Direction >>
Every entry must be given again exactly.

<<<<

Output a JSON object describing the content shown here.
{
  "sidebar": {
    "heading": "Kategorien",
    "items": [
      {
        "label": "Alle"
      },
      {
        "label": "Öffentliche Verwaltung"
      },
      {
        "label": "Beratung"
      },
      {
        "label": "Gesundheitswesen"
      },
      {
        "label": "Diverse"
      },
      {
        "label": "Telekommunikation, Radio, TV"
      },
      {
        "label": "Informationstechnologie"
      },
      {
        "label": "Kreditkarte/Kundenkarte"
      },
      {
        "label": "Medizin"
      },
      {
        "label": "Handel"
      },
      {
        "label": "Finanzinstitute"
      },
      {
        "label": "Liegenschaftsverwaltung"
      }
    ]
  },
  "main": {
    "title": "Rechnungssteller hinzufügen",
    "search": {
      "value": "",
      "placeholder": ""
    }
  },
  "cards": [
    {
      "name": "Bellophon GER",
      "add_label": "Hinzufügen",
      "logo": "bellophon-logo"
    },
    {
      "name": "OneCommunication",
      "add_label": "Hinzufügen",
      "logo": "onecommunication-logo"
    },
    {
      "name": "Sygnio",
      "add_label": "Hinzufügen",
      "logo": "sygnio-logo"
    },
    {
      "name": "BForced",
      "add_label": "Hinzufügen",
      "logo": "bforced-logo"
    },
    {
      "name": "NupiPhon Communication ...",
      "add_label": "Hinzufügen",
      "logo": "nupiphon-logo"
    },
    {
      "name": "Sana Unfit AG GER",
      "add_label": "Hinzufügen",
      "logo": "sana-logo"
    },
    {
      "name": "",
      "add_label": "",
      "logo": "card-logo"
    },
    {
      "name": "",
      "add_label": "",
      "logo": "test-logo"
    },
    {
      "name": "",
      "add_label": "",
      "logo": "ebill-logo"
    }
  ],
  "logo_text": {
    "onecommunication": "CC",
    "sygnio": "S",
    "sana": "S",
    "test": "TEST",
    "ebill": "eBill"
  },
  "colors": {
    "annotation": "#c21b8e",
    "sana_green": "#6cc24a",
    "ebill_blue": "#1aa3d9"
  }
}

>>>>

Answer >>
Output a JSON object describing the content shown here.
{
  "sidebar": {
    "heading": "Kategorien",
    "items": [
      {
        "label": "Alle"
      },
      {
        "label": "Öffentliche Verwaltung"
      },
      {
        "label": "Beratung"
      },
      {
        "label": "Gesundheitswesen"
      },
      {
        "label": "Diverse"
      },
      {
        "label": "Telekommunikation, Radio, TV"
      },
      {
        "label": "Informationstechnologie"
      },
      {
        "label": "Kreditkarte/Kundenkarte"
      },
      {
        "label": "Medizin"
      },
      {
        "label": "Handel"
      },
      {
        "label": "Finanzinstitute"
      },
      {
        "label": "Liegenschaftsverwaltung"
      }
    ]
  },
  "main": {
    "title": "Rechnungssteller hinzufügen",
    "search": {
      "value": "",
      "placeholder": ""
    }
  },
  "cards": [
    {
      "name": "Bellophon GER",
      "add_label": "Hinzufügen",
      "logo": "bellophon-logo"
    },
    {
      "name": "OneCommunication",
      "add_label": "Hinzufügen",
      "logo": "onecommunication-logo"
    },
    {
      "name": "Sygnio",
      "add_label": "Hinzufügen",
      "logo": "sygnio-logo"
    },
    {
      "name": "BForced",
      "add_label": "Hinzufügen",
      "logo": "bforced-logo"
    },
    {
      "name": "NupiPhon Communication ...",
      "add_label": "Hinzufügen",
      "logo": "nupiphon-logo"
    },
    {
      "name": "Sana Unfit AG GER",
      "add_label": "Hinzufügen",
      "logo": "sana-logo"
    },
    {
      "name": "",
      "add_label": "",
      "logo": "card-logo"
    },
    {
      "name": "",
      "add_label": "",
      "logo": "test-logo"
    },
    {
      "name": "",
      "add_label": "",
      "logo": "ebill-logo"
    }
  ],
  "logo_text": {
    "onecommunication": "CC",
    "sygnio": "S",
    "sana": "S",
    "test": "TEST",
    "ebill": "eBill"
  },
  "colors": {
    "annotation": "#c21b8e",
    "sana_green": "#6cc24a",
    "ebill_blue": "#1aa3d9"
  }
}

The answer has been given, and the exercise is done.